Work instructions:
Copy the records word for word, starting at the first line and stopping after the line that contains "close-button[interactable] [787,102,886,178]".

Data for processing:

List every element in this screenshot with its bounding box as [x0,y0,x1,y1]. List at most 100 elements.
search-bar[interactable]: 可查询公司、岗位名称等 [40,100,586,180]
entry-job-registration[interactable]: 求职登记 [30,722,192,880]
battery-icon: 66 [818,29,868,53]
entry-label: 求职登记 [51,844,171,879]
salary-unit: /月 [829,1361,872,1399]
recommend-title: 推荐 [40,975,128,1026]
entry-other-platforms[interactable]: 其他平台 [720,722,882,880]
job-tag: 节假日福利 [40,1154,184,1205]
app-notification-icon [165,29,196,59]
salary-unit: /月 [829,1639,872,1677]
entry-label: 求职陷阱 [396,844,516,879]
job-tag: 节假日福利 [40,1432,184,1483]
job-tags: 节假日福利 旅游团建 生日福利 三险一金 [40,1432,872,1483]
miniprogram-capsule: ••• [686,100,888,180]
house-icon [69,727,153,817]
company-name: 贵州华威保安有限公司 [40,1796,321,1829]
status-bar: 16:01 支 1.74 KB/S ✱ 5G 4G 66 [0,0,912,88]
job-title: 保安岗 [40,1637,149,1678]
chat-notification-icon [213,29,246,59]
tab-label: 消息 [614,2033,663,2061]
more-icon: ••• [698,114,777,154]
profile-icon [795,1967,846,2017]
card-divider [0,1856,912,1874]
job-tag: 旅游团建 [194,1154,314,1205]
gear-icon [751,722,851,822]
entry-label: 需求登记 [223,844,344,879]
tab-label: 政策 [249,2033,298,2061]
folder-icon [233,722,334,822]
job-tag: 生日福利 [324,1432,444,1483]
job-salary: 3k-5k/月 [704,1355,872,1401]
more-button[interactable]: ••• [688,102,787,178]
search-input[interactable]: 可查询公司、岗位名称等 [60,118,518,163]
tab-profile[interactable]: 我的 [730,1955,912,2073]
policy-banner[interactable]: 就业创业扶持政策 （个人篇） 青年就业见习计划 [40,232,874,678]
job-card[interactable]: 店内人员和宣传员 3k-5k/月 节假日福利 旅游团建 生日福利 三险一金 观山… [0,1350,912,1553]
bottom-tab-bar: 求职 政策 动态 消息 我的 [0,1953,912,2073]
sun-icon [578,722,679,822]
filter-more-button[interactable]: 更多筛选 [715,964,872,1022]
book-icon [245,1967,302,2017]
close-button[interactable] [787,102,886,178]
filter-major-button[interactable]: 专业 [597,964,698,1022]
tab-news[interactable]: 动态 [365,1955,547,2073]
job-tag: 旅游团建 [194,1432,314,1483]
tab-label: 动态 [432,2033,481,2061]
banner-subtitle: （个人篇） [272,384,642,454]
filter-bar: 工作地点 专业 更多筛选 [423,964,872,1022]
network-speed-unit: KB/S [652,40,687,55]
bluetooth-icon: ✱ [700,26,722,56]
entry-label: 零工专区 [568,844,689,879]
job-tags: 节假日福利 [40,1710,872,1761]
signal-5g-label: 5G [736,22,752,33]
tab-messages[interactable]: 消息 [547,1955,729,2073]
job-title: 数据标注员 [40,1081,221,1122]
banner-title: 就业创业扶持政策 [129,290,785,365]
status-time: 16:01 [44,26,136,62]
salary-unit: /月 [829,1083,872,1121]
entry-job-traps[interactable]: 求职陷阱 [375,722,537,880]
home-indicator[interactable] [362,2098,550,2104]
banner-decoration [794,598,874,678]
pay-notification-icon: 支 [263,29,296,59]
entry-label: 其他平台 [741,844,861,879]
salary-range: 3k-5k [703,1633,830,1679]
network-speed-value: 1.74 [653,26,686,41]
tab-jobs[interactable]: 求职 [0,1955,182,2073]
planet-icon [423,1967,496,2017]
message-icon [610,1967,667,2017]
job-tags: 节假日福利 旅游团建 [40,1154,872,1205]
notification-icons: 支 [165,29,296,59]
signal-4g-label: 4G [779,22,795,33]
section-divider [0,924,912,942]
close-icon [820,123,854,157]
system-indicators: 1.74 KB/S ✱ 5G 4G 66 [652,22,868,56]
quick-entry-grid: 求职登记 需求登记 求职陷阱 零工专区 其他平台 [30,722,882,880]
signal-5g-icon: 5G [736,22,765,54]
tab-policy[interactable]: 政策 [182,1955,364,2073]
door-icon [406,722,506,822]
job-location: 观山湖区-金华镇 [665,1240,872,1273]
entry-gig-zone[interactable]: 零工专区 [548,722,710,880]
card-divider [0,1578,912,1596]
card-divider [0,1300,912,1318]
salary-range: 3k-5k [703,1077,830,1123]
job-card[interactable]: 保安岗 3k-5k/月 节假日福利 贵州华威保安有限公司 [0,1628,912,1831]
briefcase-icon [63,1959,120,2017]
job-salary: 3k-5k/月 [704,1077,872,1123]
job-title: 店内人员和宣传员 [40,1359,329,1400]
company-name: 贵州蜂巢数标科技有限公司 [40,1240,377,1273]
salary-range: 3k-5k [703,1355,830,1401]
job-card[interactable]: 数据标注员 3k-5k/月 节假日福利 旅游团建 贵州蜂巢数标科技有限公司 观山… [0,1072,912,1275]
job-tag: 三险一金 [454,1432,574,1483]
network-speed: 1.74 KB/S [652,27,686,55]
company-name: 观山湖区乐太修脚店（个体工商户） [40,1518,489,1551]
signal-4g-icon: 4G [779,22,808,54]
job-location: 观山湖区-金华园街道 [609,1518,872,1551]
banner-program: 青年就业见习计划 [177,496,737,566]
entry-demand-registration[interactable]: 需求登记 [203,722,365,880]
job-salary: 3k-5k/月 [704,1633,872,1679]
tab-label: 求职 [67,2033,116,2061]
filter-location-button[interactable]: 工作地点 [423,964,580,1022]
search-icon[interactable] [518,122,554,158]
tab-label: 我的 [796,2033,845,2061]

Solution for this exercise:
List every element in this screenshot with its bounding box as [x0,y0,x1,y1]. List at most 100 elements.
search-bar[interactable]: 可查询公司、岗位名称等 [40,100,586,180]
entry-job-registration[interactable]: 求职登记 [30,722,192,880]
battery-icon: 66 [818,29,868,53]
entry-label: 求职登记 [51,844,171,879]
salary-unit: /月 [829,1361,872,1399]
recommend-title: 推荐 [40,975,128,1026]
entry-other-platforms[interactable]: 其他平台 [720,722,882,880]
job-tag: 节假日福利 [40,1154,184,1205]
app-notification-icon [165,29,196,59]
salary-unit: /月 [829,1639,872,1677]
entry-label: 求职陷阱 [396,844,516,879]
job-tag: 节假日福利 [40,1432,184,1483]
job-tags: 节假日福利 旅游团建 生日福利 三险一金 [40,1432,872,1483]
miniprogram-capsule: ••• [686,100,888,180]
house-icon [69,727,153,817]
company-name: 贵州华威保安有限公司 [40,1796,321,1829]
status-bar: 16:01 支 1.74 KB/S ✱ 5G 4G 66 [0,0,912,88]
job-title: 保安岗 [40,1637,149,1678]
chat-notification-icon [213,29,246,59]
tab-label: 消息 [614,2033,663,2061]
more-icon: ••• [698,114,777,154]
profile-icon [795,1967,846,2017]
card-divider [0,1856,912,1874]
job-tag: 旅游团建 [194,1154,314,1205]
gear-icon [751,722,851,822]
entry-label: 需求登记 [223,844,344,879]
tab-label: 政策 [249,2033,298,2061]
folder-icon [233,722,334,822]
job-tag: 生日福利 [324,1432,444,1483]
job-salary: 3k-5k/月 [704,1355,872,1401]
more-button[interactable]: ••• [688,102,787,178]
search-input[interactable]: 可查询公司、岗位名称等 [60,118,518,163]
tab-profile[interactable]: 我的 [730,1955,912,2073]
policy-banner[interactable]: 就业创业扶持政策 （个人篇） 青年就业见习计划 [40,232,874,678]
job-card[interactable]: 店内人员和宣传员 3k-5k/月 节假日福利 旅游团建 生日福利 三险一金 观山… [0,1350,912,1553]
bottom-tab-bar: 求职 政策 动态 消息 我的 [0,1953,912,2073]
sun-icon [578,722,679,822]
filter-more-button[interactable]: 更多筛选 [715,964,872,1022]
book-icon [245,1967,302,2017]
close-button[interactable] [787,102,886,178]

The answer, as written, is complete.